:: DATA FOR THIS TASK ::

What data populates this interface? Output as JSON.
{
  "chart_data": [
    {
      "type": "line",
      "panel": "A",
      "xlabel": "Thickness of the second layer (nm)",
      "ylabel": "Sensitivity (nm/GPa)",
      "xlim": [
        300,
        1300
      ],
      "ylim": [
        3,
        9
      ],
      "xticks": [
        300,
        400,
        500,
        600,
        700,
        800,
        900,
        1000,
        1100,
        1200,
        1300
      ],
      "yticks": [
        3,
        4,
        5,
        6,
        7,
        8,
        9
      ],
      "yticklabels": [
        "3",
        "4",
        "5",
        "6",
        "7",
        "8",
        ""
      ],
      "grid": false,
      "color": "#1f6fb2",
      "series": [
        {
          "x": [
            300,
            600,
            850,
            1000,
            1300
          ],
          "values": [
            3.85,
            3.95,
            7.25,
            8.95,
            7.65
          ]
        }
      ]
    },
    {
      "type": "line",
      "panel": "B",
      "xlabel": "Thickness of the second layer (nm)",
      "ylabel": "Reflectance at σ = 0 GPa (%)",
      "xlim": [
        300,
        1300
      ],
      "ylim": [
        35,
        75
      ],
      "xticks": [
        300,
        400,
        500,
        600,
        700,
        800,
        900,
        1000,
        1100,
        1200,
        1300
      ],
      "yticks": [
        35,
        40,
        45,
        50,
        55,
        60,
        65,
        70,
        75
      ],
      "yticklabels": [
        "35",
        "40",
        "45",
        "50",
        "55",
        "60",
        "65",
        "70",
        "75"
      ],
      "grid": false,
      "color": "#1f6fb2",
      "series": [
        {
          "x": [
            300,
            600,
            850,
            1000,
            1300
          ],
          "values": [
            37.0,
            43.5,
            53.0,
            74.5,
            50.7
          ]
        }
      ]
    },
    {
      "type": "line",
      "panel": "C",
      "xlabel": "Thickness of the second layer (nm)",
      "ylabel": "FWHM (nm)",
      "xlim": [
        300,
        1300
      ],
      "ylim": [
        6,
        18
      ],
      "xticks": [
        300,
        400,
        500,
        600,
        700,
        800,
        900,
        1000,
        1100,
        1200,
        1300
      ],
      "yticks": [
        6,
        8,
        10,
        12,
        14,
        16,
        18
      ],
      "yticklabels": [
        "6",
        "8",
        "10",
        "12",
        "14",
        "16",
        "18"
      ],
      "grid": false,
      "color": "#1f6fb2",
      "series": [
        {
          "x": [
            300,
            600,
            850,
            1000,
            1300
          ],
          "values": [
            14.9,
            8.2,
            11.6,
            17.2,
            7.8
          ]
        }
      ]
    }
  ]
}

:::

=== INSTRUCTIONS TO FOLLOW ===
Every entry should be printed again exactly as it stands.

=== SOLUTION ===
What data populates this interface? Output as JSON.
{
  "chart_data": [
    {
      "type": "line",
      "panel": "A",
      "xlabel": "Thickness of the second layer (nm)",
      "ylabel": "Sensitivity (nm/GPa)",
      "xlim": [
        300,
        1300
      ],
      "ylim": [
        3,
        9
      ],
      "xticks": [
        300,
        400,
        500,
        600,
        700,
        800,
        900,
        1000,
        1100,
        1200,
        1300
      ],
      "yticks": [
        3,
        4,
        5,
        6,
        7,
        8,
        9
      ],
      "yticklabels": [
        "3",
        "4",
        "5",
        "6",
        "7",
        "8",
        ""
      ],
      "grid": false,
      "color": "#1f6fb2",
      "series": [
        {
          "x": [
            300,
            600,
            850,
            1000,
            1300
          ],
          "values": [
            3.85,
            3.95,
            7.25,
            8.95,
            7.65
          ]
        }
      ]
    },
    {
      "type": "line",
      "panel": "B",
      "xlabel": "Thickness of the second layer (nm)",
      "ylabel": "Reflectance at σ = 0 GPa (%)",
      "xlim": [
        300,
        1300
      ],
      "ylim": [
        35,
        75
      ],
      "xticks": [
        300,
        400,
        500,
        600,
        700,
        800,
        900,
        1000,
        1100,
        1200,
        1300
      ],
      "yticks": [
        35,
        40,
        45,
        50,
        55,
        60,
        65,
        70,
        75
      ],
      "yticklabels": [
        "35",
        "40",
        "45",
        "50",
        "55",
        "60",
        "65",
        "70",
        "75"
      ],
      "grid": false,
      "color": "#1f6fb2",
      "series": [
        {
          "x": [
            300,
            600,
            850,
            1000,
            1300
          ],
          "values": [
            37.0,
            43.5,
            53.0,
            74.5,
            50.7
          ]
        }
      ]
    },
    {
      "type": "line",
      "panel": "C",
      "xlabel": "Thickness of the second layer (nm)",
      "ylabel": "FWHM (nm)",
      "xlim": [
        300,
        1300
      ],
      "ylim": [
        6,
        18
      ],
      "xticks": [
        300,
        400,
        500,
        600,
        700,
        800,
        900,
        1000,
        1100,
        1200,
        1300
      ],
      "yticks": [
        6,
        8,
        10,
        12,
        14,
        16,
        18
      ],
      "yticklabels": [
        "6",
        "8",
        "10",
        "12",
        "14",
        "16",
        "18"
      ],
      "grid": false,
      "color": "#1f6fb2",
      "series": [
        {
          "x": [
            300,
            600,
            850,
            1000,
            1300
          ],
          "values": [
            14.9,
            8.2,
            11.6,
            17.2,
            7.8
          ]
        }
      ]
    }
  ]
}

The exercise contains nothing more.